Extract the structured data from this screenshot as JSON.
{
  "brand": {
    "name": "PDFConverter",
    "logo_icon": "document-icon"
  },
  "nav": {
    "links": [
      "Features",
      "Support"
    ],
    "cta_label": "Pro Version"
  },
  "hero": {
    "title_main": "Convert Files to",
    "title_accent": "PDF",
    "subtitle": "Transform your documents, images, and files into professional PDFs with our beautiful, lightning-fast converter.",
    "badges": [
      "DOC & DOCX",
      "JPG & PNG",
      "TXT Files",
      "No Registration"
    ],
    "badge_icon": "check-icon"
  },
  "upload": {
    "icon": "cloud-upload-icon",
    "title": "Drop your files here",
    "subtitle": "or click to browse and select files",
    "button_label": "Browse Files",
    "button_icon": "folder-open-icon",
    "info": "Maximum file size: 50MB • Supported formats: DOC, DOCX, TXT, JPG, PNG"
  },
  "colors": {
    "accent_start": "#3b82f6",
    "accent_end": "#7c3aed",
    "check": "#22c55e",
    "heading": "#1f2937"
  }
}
------------------------------------------------------------
▶ [Task goal] Your task is to quote all of the data word for word.

▶ [Written solution]
Extract the structured data from this screenshot as JSON.
{
  "brand": {
    "name": "PDFConverter",
    "logo_icon": "document-icon"
  },
  "nav": {
    "links": [
      "Features",
      "Support"
    ],
    "cta_label": "Pro Version"
  },
  "hero": {
    "title_main": "Convert Files to",
    "title_accent": "PDF",
    "subtitle": "Transform your documents, images, and files into professional PDFs with our beautiful, lightning-fast converter.",
    "badges": [
      "DOC & DOCX",
      "JPG & PNG",
      "TXT Files",
      "No Registration"
    ],
    "badge_icon": "check-icon"
  },
  "upload": {
    "icon": "cloud-upload-icon",
    "title": "Drop your files here",
    "subtitle": "or click to browse and select files",
    "button_label": "Browse Files",
    "button_icon": "folder-open-icon",
    "info": "Maximum file size: 50MB • Supported formats: DOC, DOCX, TXT, JPG, PNG"
  },
  "colors": {
    "accent_start": "#3b82f6",
    "accent_end": "#7c3aed",
    "check": "#22c55e",
    "heading": "#1f2937"
  }
}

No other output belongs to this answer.